--- Start of Entries provided ---

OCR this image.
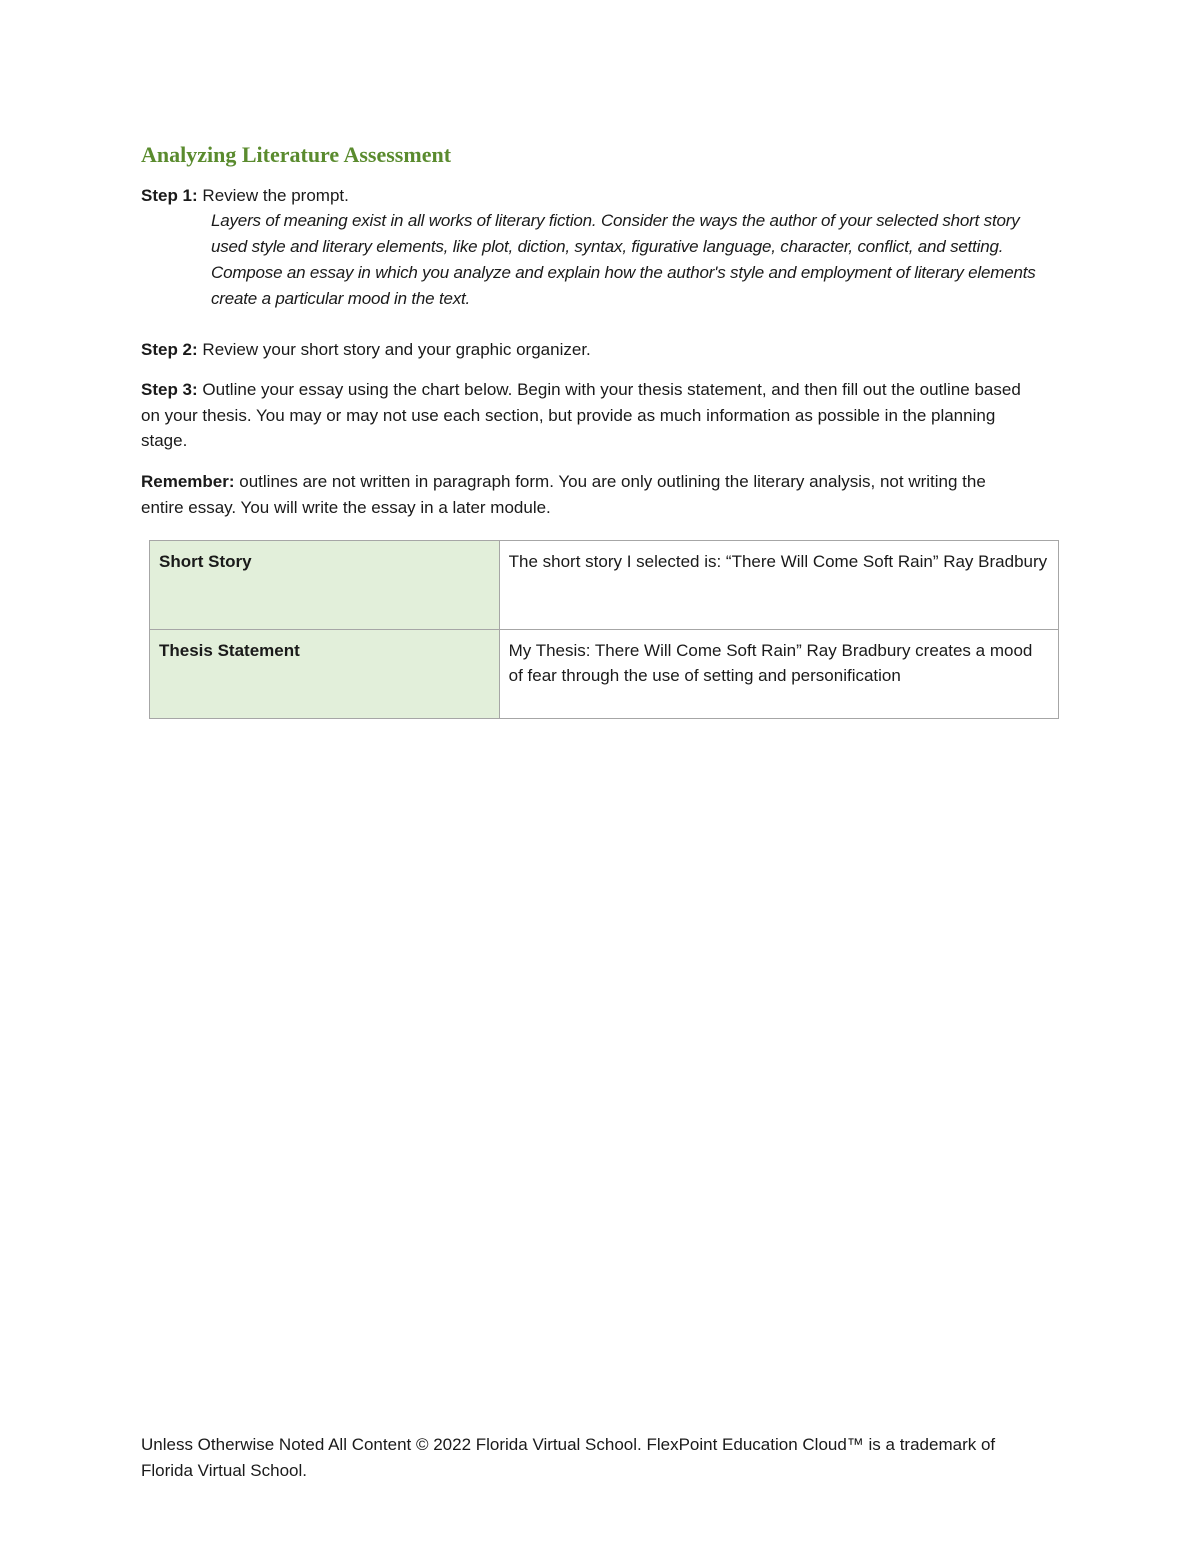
Analyzing Literature Assessment

Step 1: Review the prompt.

Layers of meaning exist in all works of literary fiction. Consider the ways the author of your selected short story used style and literary elements, like plot, diction, syntax, figurative language, character, conflict, and setting. Compose an essay in which you analyze and explain how the author's style and employment of literary elements create a particular mood in the text.

Step 2: Review your short story and your graphic organizer.

Step 3: Outline your essay using the chart below. Begin with your thesis statement, and then fill out the outline based on your thesis. You may or may not use each section, but provide as much information as possible in the planning stage.

Remember: outlines are not written in paragraph form. You are only outlining the literary analysis, not writing the entire essay. You will write the essay in a later module.

Short Story	The short story I selected is: “There Will Come Soft Rain” Ray Bradbury
Thesis Statement	My Thesis: There Will Come Soft Rain” Ray Bradbury creates a mood of fear through the use of setting and personification

Unless Otherwise Noted All Content © 2022 Florida Virtual School. FlexPoint Education Cloud™ is a trademark of Florida Virtual School.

--- End of Entries provided ---

__Given instruction__
Leave out the pictures and output the rest of the material exactly as written.

__Result__
OCR this image.
Analyzing Literature Assessment

Step 1: Review the prompt.

Layers of meaning exist in all works of literary fiction. Consider the ways the author of your selected short story used style and literary elements, like plot, diction, syntax, figurative language, character, conflict, and setting. Compose an essay in which you analyze and explain how the author's style and employment of literary elements create a particular mood in the text.

Step 2: Review your short story and your graphic organizer.

Step 3: Outline your essay using the chart below. Begin with your thesis statement, and then fill out the outline based on your thesis. You may or may not use each section, but provide as much information as possible in the planning stage.

Remember: outlines are not written in paragraph form. You are only outlining the literary analysis, not writing the entire essay. You will write the essay in a later module.

Short Story	The short story I selected is: “There Will Come Soft Rain” Ray Bradbury
Thesis Statement	My Thesis: There Will Come Soft Rain” Ray Bradbury creates a mood of fear through the use of setting and personification

Unless Otherwise Noted All Content © 2022 Florida Virtual School. FlexPoint Education Cloud™ is a trademark of Florida Virtual School.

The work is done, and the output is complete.